= Aim =
In the entries below, how many lines hold the string "редакции"? Give only the number.

[Data records]
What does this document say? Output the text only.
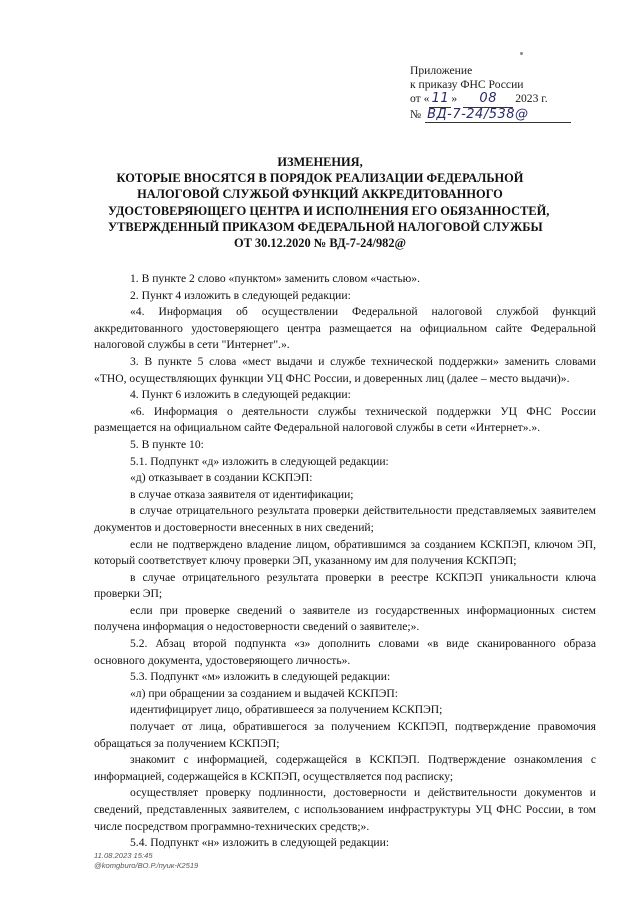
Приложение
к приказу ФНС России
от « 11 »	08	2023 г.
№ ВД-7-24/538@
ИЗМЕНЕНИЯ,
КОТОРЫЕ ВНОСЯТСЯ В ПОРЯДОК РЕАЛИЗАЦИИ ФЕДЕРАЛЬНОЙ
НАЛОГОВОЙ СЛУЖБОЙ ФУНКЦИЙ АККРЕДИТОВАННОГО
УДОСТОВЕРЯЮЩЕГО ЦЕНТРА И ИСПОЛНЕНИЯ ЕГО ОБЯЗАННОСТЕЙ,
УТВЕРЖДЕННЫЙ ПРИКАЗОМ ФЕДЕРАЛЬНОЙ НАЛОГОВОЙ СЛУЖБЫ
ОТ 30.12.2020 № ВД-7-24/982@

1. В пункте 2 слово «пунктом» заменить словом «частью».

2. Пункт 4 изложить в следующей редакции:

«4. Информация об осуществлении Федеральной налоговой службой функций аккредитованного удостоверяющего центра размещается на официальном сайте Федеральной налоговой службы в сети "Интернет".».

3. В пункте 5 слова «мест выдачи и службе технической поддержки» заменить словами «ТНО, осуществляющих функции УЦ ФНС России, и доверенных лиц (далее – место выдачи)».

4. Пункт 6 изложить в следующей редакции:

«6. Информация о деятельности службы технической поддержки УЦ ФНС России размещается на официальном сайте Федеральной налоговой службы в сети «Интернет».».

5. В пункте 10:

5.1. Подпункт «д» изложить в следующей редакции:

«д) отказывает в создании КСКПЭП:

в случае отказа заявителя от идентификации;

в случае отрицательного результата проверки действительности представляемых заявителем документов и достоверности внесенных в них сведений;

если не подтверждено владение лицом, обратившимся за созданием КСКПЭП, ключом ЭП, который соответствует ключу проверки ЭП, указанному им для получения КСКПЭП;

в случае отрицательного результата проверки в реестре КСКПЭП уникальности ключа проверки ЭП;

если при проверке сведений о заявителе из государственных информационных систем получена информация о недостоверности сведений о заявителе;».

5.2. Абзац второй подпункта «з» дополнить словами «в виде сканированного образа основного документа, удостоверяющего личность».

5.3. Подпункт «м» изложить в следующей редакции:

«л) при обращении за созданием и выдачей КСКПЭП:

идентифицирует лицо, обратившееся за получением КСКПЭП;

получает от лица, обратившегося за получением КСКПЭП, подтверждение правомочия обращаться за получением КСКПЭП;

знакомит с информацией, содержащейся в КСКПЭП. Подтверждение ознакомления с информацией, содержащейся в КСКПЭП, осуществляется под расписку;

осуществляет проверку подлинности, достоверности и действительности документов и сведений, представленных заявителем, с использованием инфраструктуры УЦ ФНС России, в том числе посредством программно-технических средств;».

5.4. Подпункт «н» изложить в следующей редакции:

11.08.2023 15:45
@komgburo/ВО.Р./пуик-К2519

* * *

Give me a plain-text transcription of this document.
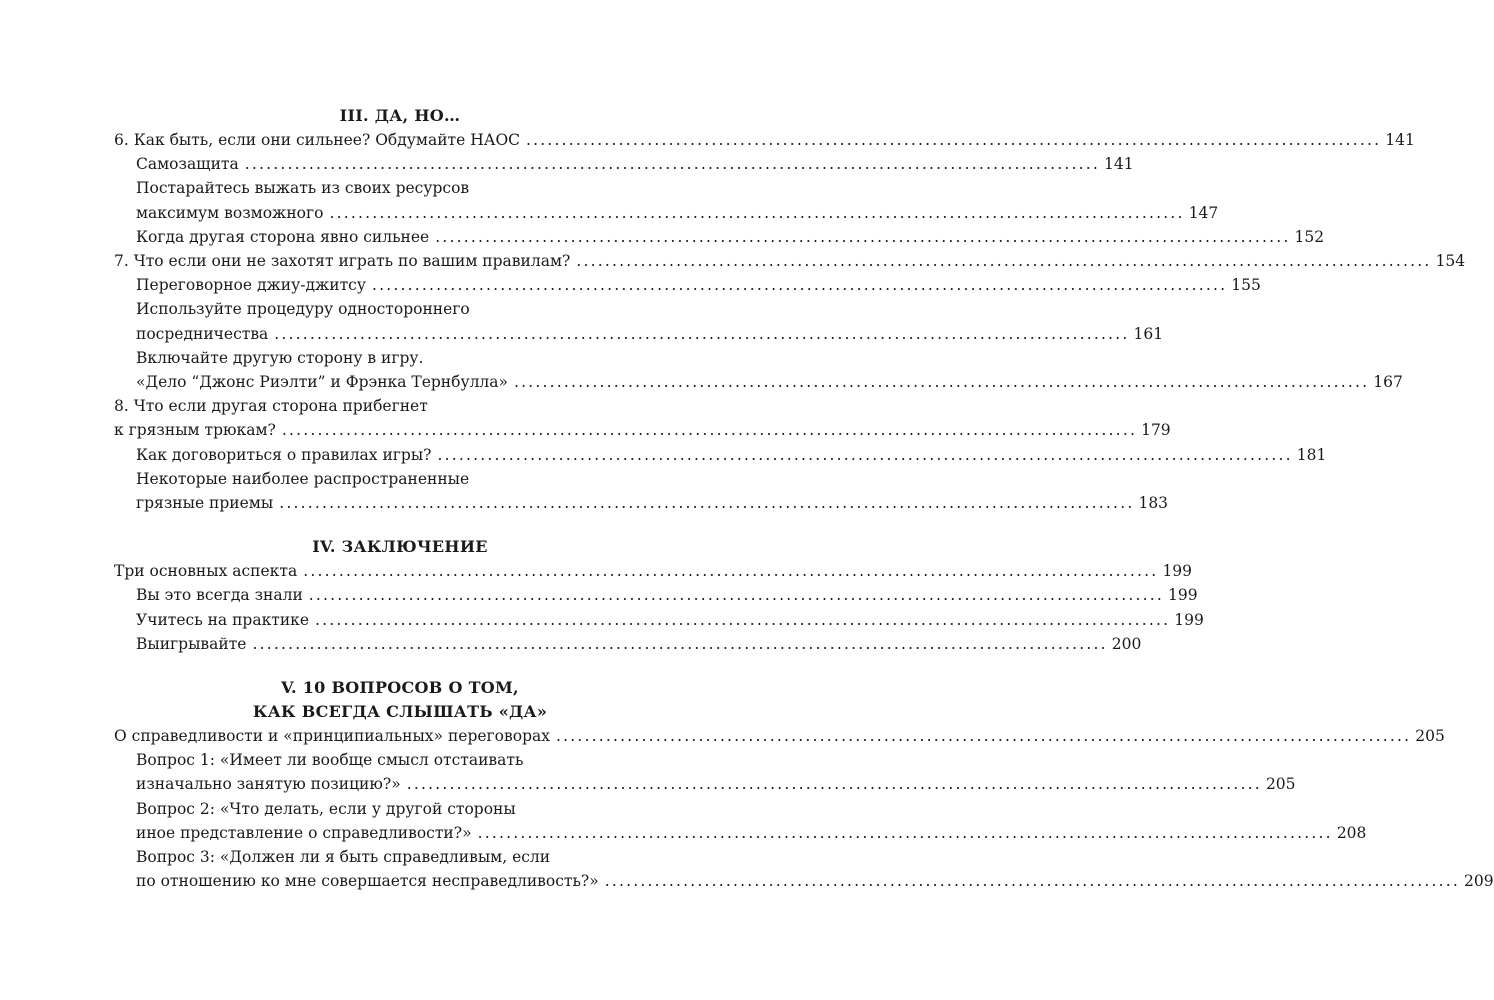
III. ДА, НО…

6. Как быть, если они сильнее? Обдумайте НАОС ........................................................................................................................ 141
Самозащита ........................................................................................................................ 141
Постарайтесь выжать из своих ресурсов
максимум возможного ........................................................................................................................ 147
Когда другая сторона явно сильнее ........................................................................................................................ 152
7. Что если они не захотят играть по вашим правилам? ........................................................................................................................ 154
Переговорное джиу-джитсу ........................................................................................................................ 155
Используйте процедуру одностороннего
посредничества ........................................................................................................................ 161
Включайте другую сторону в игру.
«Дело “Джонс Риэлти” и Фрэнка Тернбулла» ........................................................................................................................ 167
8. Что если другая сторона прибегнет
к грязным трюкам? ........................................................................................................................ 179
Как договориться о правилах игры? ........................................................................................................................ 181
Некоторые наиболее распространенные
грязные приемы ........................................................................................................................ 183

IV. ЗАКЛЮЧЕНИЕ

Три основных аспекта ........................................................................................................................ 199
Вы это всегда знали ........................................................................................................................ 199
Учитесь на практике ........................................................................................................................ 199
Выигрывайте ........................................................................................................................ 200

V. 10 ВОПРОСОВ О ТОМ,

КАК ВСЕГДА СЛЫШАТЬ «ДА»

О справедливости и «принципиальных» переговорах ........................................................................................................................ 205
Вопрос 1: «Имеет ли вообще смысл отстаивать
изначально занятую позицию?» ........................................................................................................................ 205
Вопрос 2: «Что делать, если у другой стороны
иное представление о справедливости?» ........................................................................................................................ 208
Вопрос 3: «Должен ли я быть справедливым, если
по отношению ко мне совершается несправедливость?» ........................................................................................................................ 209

= Solution to the exercise =
5